_YOUR INSTRUCTIONS_
Below is a listing to write out in full, exactly as given, without its pictures.

** Begin EXCERPTED RECORDS **

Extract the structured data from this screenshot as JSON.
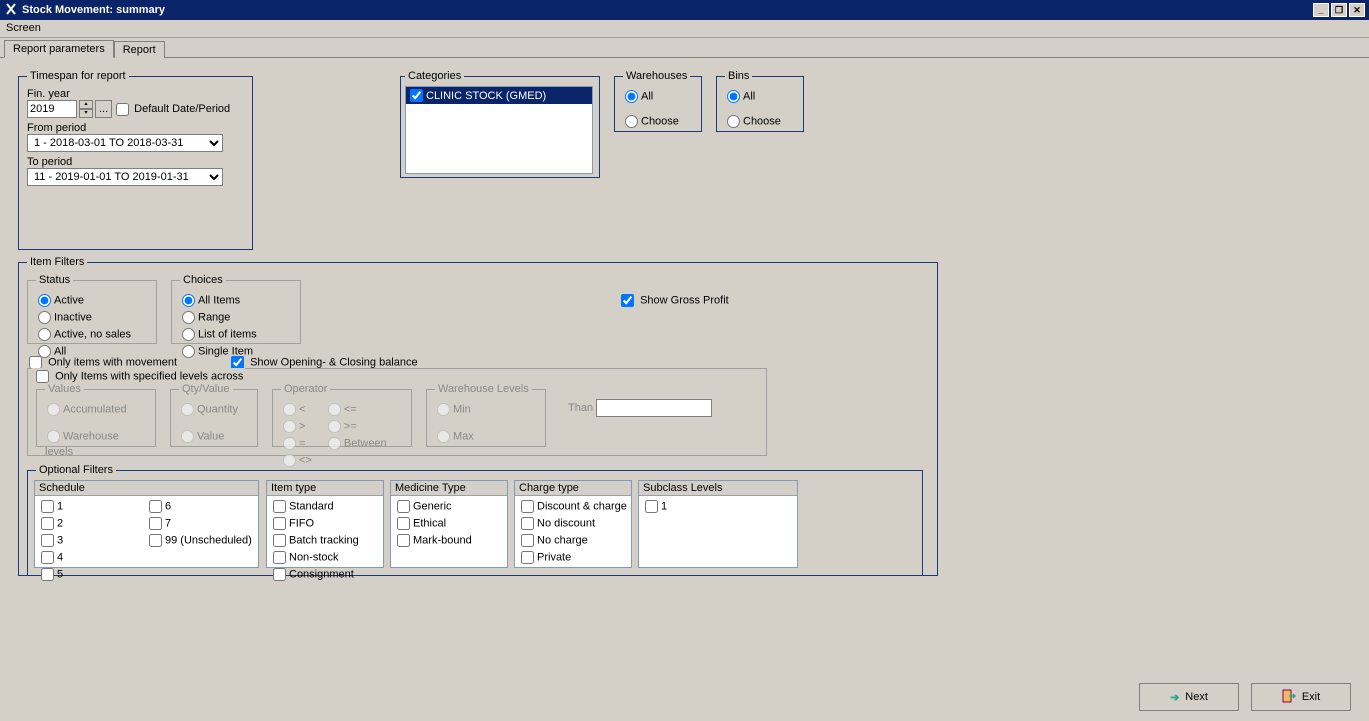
{
  "window": {
    "title": "Stock Movement: summary"
  },
  "menu": {
    "screen": "Screen"
  },
  "tabs": {
    "params": "Report parameters",
    "report": "Report"
  },
  "timespan": {
    "legend": "Timespan for report",
    "fin_year_label": "Fin. year",
    "fin_year": "2019",
    "default_date": "Default Date/Period",
    "from_label": "From period",
    "from_value": "1  - 2018-03-01 TO 2018-03-31",
    "to_label": "To period",
    "to_value": "11 - 2019-01-01 TO 2019-01-31"
  },
  "categories": {
    "legend": "Categories",
    "item1": "CLINIC STOCK  (GMED)"
  },
  "warehouses": {
    "legend": "Warehouses",
    "all": "All",
    "choose": "Choose"
  },
  "bins": {
    "legend": "Bins",
    "all": "All",
    "choose": "Choose"
  },
  "item_filters": {
    "legend": "Item Filters",
    "status_legend": "Status",
    "status": {
      "active": "Active",
      "inactive": "Inactive",
      "no_sales": "Active, no sales",
      "all": "All"
    },
    "choices_legend": "Choices",
    "choices": {
      "all": "All Items",
      "range": "Range",
      "list": "List of items",
      "single": "Single Item"
    },
    "show_gross": "Show Gross Profit",
    "only_movement": "Only items with movement",
    "show_opening": "Show Opening- & Closing balance",
    "only_levels": "Only Items with specified levels across",
    "values_legend": "Values",
    "values": {
      "acc": "Accumulated",
      "whl": "Warehouse levels"
    },
    "qtyval_legend": "Qty/Value",
    "qtyval": {
      "qty": "Quantity",
      "val": "Value"
    },
    "operator_legend": "Operator",
    "ops": {
      "lt": "<",
      "gt": ">",
      "eq": "=",
      "ne": "<>",
      "le": "<=",
      "ge": ">=",
      "bt": "Between"
    },
    "whl_legend": "Warehouse Levels",
    "whl": {
      "min": "Min",
      "max": "Max"
    },
    "than": "Than"
  },
  "optional": {
    "legend": "Optional Filters",
    "schedule_hdr": "Schedule",
    "schedule": {
      "s1": "1",
      "s2": "2",
      "s3": "3",
      "s4": "4",
      "s5": "5",
      "s6": "6",
      "s7": "7",
      "s99": "99 (Unscheduled)"
    },
    "itemtype_hdr": "Item type",
    "itemtype": {
      "std": "Standard",
      "fifo": "FIFO",
      "batch": "Batch tracking",
      "non": "Non-stock",
      "cons": "Consignment"
    },
    "medtype_hdr": "Medicine Type",
    "medtype": {
      "gen": "Generic",
      "eth": "Ethical",
      "mark": "Mark-bound"
    },
    "charge_hdr": "Charge type",
    "charge": {
      "dc": "Discount & charge",
      "nd": "No discount",
      "nc": "No charge",
      "pv": "Private"
    },
    "sub_hdr": "Subclass Levels",
    "sub": {
      "l1": "1"
    }
  },
  "buttons": {
    "next": "Next",
    "exit": "Exit"
  }
}
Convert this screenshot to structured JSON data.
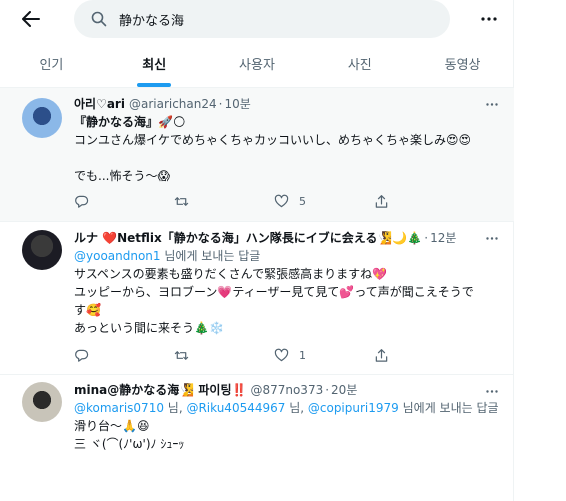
{
  "search": {
    "query": "静かなる海"
  },
  "tabs": [
    {
      "label": "인기"
    },
    {
      "label": "최신"
    },
    {
      "label": "사용자"
    },
    {
      "label": "사진"
    },
    {
      "label": "동영상"
    }
  ],
  "tweets": [
    {
      "name": "아리♡ari",
      "handle": "@ariarichan24",
      "time": "10분",
      "lines": [
        "『静かなる海』🚀🌕",
        "コンユさん爆イケでめちゃくちゃカッコいいし、めちゃくちゃ楽しみ😍😍",
        "",
        "でも...怖そう～😱"
      ],
      "reply_count": "",
      "retweet_count": "",
      "like_count": "5"
    },
    {
      "name": "ルナ ❤️Netflix「静かなる海」ハン隊長にイブに会える🧏🌙🎄",
      "handle": "",
      "time": "12분",
      "reply_mention": "@yooandnon1",
      "reply_suffix": " 님에게 보내는 답글",
      "lines": [
        "サスペンスの要素も盛りだくさんで緊張感高まりますね💖",
        "ユッピーから、ヨロブーン💗ティーザー見て見て💕って声が聞こえそうで",
        "す🥰",
        "あっという間に来そう🎄❄️"
      ],
      "reply_count": "",
      "retweet_count": "",
      "like_count": "1"
    },
    {
      "name": "mina@静かなる海🧏 파이팅‼️",
      "handle": "@877no373",
      "time": "20분",
      "reply_mentions": [
        "@komaris0710",
        "@Riku40544967",
        "@copipuri1979"
      ],
      "reply_sep_1": " 님, ",
      "reply_sep_2": " 님, ",
      "reply_suffix": " 님에게 보내는 답글",
      "lines": [
        "滑り台～🙏😆",
        "三 ヾ(⌒(ﾉ'ω')ﾉ ｼｭｰｯ"
      ]
    }
  ],
  "icons": {
    "back": "arrow-left-icon",
    "search": "search-icon",
    "more": "more-horizontal-icon",
    "reply": "reply-icon",
    "retweet": "retweet-icon",
    "like": "heart-icon",
    "share": "share-icon"
  },
  "colors": {
    "accent": "#1d9bf0",
    "muted": "#536471",
    "text": "#0f1419",
    "highlight_bg": "#f7f9f9"
  }
}
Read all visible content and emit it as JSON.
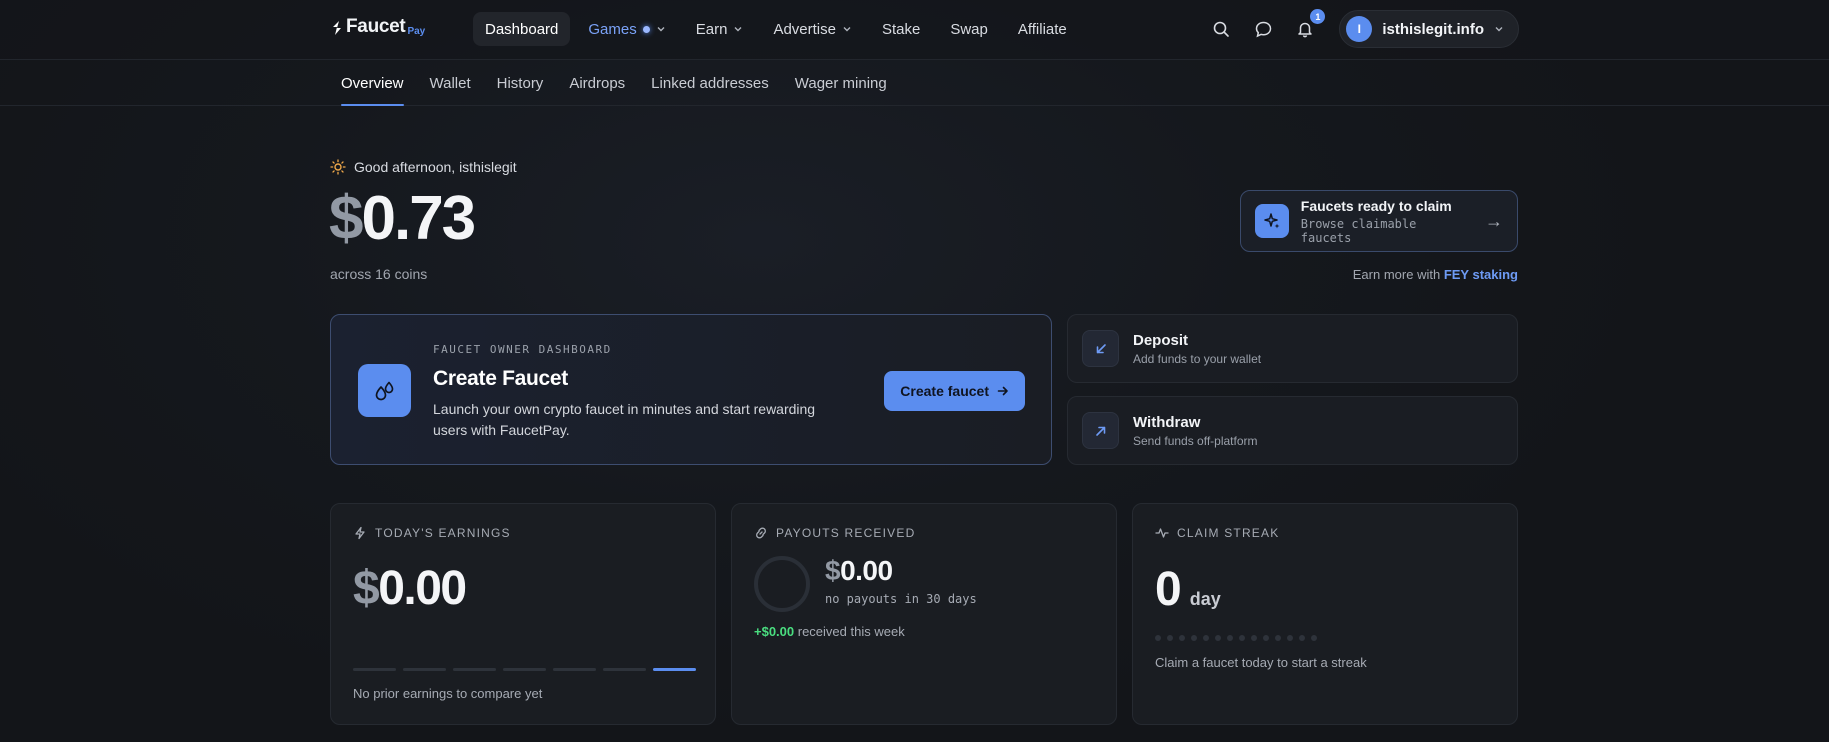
{
  "brand": {
    "name": "Faucet",
    "suffix": "Pay",
    "accent": "#5b8def"
  },
  "nav": {
    "items": [
      {
        "label": "Dashboard",
        "active": true
      },
      {
        "label": "Games",
        "dropdown": true,
        "indicator": true
      },
      {
        "label": "Earn",
        "dropdown": true
      },
      {
        "label": "Advertise",
        "dropdown": true
      },
      {
        "label": "Stake"
      },
      {
        "label": "Swap"
      },
      {
        "label": "Affiliate"
      }
    ],
    "icons": [
      "search-icon",
      "chat-icon",
      "bell-icon"
    ],
    "notification_count": "1",
    "user": {
      "initial": "I",
      "name": "isthislegit.info"
    }
  },
  "subnav": {
    "tabs": [
      {
        "label": "Overview",
        "active": true
      },
      {
        "label": "Wallet"
      },
      {
        "label": "History"
      },
      {
        "label": "Airdrops"
      },
      {
        "label": "Linked addresses"
      },
      {
        "label": "Wager mining"
      }
    ]
  },
  "hero": {
    "greeting": "Good afternoon, isthislegit",
    "currency": "$",
    "balance": "0.73",
    "coins_note": "across 16 coins"
  },
  "ready": {
    "title": "Faucets ready to claim",
    "subtitle": "Browse claimable faucets",
    "arrow": "→"
  },
  "earn_more": {
    "prefix": "Earn more with",
    "link": "FEY staking"
  },
  "create": {
    "label": "FAUCET OWNER DASHBOARD",
    "title": "Create Faucet",
    "description": "Launch your own crypto faucet in minutes and start rewarding users with FaucetPay.",
    "button": "Create faucet"
  },
  "deposit": {
    "title": "Deposit",
    "subtitle": "Add funds to your wallet"
  },
  "withdraw": {
    "title": "Withdraw",
    "subtitle": "Send funds off-platform"
  },
  "earnings": {
    "label": "TODAY'S EARNINGS",
    "currency": "$",
    "amount": "0.00",
    "note": "No prior earnings to compare yet",
    "bars_total": 7,
    "bars_active_index": 6
  },
  "payouts": {
    "label": "PAYOUTS RECEIVED",
    "currency": "$",
    "amount": "0.00",
    "subtitle": "no payouts in 30 days",
    "week_amount": "+$0.00",
    "week_suffix": "received this week"
  },
  "streak": {
    "label": "CLAIM STREAK",
    "value": "0",
    "unit": "day",
    "dot_count": 14,
    "note": "Claim a faucet today to start a streak"
  }
}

** End EXCERPTED RECORDS **

_RESULT OF THIS TASK_
Extract the structured data from this screenshot as JSON.
{
  "window": {
    "title": "Stock Movement: summary"
  },
  "menu": {
    "screen": "Screen"
  },
  "tabs": {
    "params": "Report parameters",
    "report": "Report"
  },
  "timespan": {
    "legend": "Timespan for report",
    "fin_year_label": "Fin. year",
    "fin_year": "2019",
    "default_date": "Default Date/Period",
    "from_label": "From period",
    "from_value": "1  - 2018-03-01 TO 2018-03-31",
    "to_label": "To period",
    "to_value": "11 - 2019-01-01 TO 2019-01-31"
  },
  "categories": {
    "legend": "Categories",
    "item1": "CLINIC STOCK  (GMED)"
  },
  "warehouses": {
    "legend": "Warehouses",
    "all": "All",
    "choose": "Choose"
  },
  "bins": {
    "legend": "Bins",
    "all": "All",
    "choose": "Choose"
  },
  "item_filters": {
    "legend": "Item Filters",
    "status_legend": "Status",
    "status": {
      "active": "Active",
      "inactive": "Inactive",
      "no_sales": "Active, no sales",
      "all": "All"
    },
    "choices_legend": "Choices",
    "choices": {
      "all": "All Items",
      "range": "Range",
      "list": "List of items",
      "single": "Single Item"
    },
    "show_gross": "Show Gross Profit",
    "only_movement": "Only items with movement",
    "show_opening": "Show Opening- & Closing balance",
    "only_levels": "Only Items with specified levels across",
    "values_legend": "Values",
    "values": {
      "acc": "Accumulated",
      "whl": "Warehouse levels"
    },
    "qtyval_legend": "Qty/Value",
    "qtyval": {
      "qty": "Quantity",
      "val": "Value"
    },
    "operator_legend": "Operator",
    "ops": {
      "lt": "<",
      "gt": ">",
      "eq": "=",
      "ne": "<>",
      "le": "<=",
      "ge": ">=",
      "bt": "Between"
    },
    "whl_legend": "Warehouse Levels",
    "whl": {
      "min": "Min",
      "max": "Max"
    },
    "than": "Than"
  },
  "optional": {
    "legend": "Optional Filters",
    "schedule_hdr": "Schedule",
    "schedule": {
      "s1": "1",
      "s2": "2",
      "s3": "3",
      "s4": "4",
      "s5": "5",
      "s6": "6",
      "s7": "7",
      "s99": "99 (Unscheduled)"
    },
    "itemtype_hdr": "Item type",
    "itemtype": {
      "std": "Standard",
      "fifo": "FIFO",
      "batch": "Batch tracking",
      "non": "Non-stock",
      "cons": "Consignment"
    },
    "medtype_hdr": "Medicine Type",
    "medtype": {
      "gen": "Generic",
      "eth": "Ethical",
      "mark": "Mark-bound"
    },
    "charge_hdr": "Charge type",
    "charge": {
      "dc": "Discount & charge",
      "nd": "No discount",
      "nc": "No charge",
      "pv": "Private"
    },
    "sub_hdr": "Subclass Levels",
    "sub": {
      "l1": "1"
    }
  },
  "buttons": {
    "next": "Next",
    "exit": "Exit"
  }
}
Convert this screenshot to structured JSON data.
{
  "search": {
    "query": "静かなる海"
  },
  "tabs": [
    {
      "label": "인기"
    },
    {
      "label": "최신"
    },
    {
      "label": "사용자"
    },
    {
      "label": "사진"
    },
    {
      "label": "동영상"
    }
  ],
  "tweets": [
    {
      "name": "아리♡ari",
      "handle": "@ariarichan24",
      "time": "10분",
      "lines": [
        "『静かなる海』🚀🌕",
        "コンユさん爆イケでめちゃくちゃカッコいいし、めちゃくちゃ楽しみ😍😍",
        "",
        "でも...怖そう～😱"
      ],
      "reply_count": "",
      "retweet_count": "",
      "like_count": "5"
    },
    {
      "name": "ルナ ❤️Netflix「静かなる海」ハン隊長にイブに会える🧏🌙🎄",
      "handle": "",
      "time": "12분",
      "reply_mention": "@yooandnon1",
      "reply_suffix": " 님에게 보내는 답글",
      "lines": [
        "サスペンスの要素も盛りだくさんで緊張感高まりますね💖",
        "ユッピーから、ヨロブーン💗ティーザー見て見て💕って声が聞こえそうで",
        "す🥰",
        "あっという間に来そう🎄❄️"
      ],
      "reply_count": "",
      "retweet_count": "",
      "like_count": "1"
    },
    {
      "name": "mina@静かなる海🧏 파이팅‼️",
      "handle": "@877no373",
      "time": "20분",
      "reply_mentions": [
        "@komaris0710",
        "@Riku40544967",
        "@copipuri1979"
      ],
      "reply_sep_1": " 님, ",
      "reply_sep_2": " 님, ",
      "reply_suffix": " 님에게 보내는 답글",
      "lines": [
        "滑り台～🙏😆",
        "三 ヾ(⌒(ﾉ'ω')ﾉ ｼｭｰｯ"
      ]
    }
  ],
  "icons": {
    "back": "arrow-left-icon",
    "search": "search-icon",
    "more": "more-horizontal-icon",
    "reply": "reply-icon",
    "retweet": "retweet-icon",
    "like": "heart-icon",
    "share": "share-icon"
  },
  "colors": {
    "accent": "#1d9bf0",
    "muted": "#536471",
    "text": "#0f1419",
    "highlight_bg": "#f7f9f9"
  }
}
Read all visible content and emit it as JSON.
{
  "brand": {
    "name": "Faucet",
    "suffix": "Pay",
    "accent": "#5b8def"
  },
  "nav": {
    "items": [
      {
        "label": "Dashboard",
        "active": true
      },
      {
        "label": "Games",
        "dropdown": true,
        "indicator": true
      },
      {
        "label": "Earn",
        "dropdown": true
      },
      {
        "label": "Advertise",
        "dropdown": true
      },
      {
        "label": "Stake"
      },
      {
        "label": "Swap"
      },
      {
        "label": "Affiliate"
      }
    ],
    "icons": [
      "search-icon",
      "chat-icon",
      "bell-icon"
    ],
    "notification_count": "1",
    "user": {
      "initial": "I",
      "name": "isthislegit.info"
    }
  },
  "subnav": {
    "tabs": [
      {
        "label": "Overview",
        "active": true
      },
      {
        "label": "Wallet"
      },
      {
        "label": "History"
      },
      {
        "label": "Airdrops"
      },
      {
        "label": "Linked addresses"
      },
      {
        "label": "Wager mining"
      }
    ]
  },
  "hero": {
    "greeting": "Good afternoon, isthislegit",
    "currency": "$",
    "balance": "0.73",
    "coins_note": "across 16 coins"
  },
  "ready": {
    "title": "Faucets ready to claim",
    "subtitle": "Browse claimable faucets",
    "arrow": "→"
  },
  "earn_more": {
    "prefix": "Earn more with",
    "link": "FEY staking"
  },
  "create": {
    "label": "FAUCET OWNER DASHBOARD",
    "title": "Create Faucet",
    "description": "Launch your own crypto faucet in minutes and start rewarding users with FaucetPay.",
    "button": "Create faucet"
  },
  "deposit": {
    "title": "Deposit",
    "subtitle": "Add funds to your wallet"
  },
  "withdraw": {
    "title": "Withdraw",
    "subtitle": "Send funds off-platform"
  },
  "earnings": {
    "label": "TODAY'S EARNINGS",
    "currency": "$",
    "amount": "0.00",
    "note": "No prior earnings to compare yet",
    "bars_total": 7,
    "bars_active_index": 6
  },
  "payouts": {
    "label": "PAYOUTS RECEIVED",
    "currency": "$",
    "amount": "0.00",
    "subtitle": "no payouts in 30 days",
    "week_amount": "+$0.00",
    "week_suffix": "received this week"
  },
  "streak": {
    "label": "CLAIM STREAK",
    "value": "0",
    "unit": "day",
    "dot_count": 14,
    "note": "Claim a faucet today to start a streak"
  }
}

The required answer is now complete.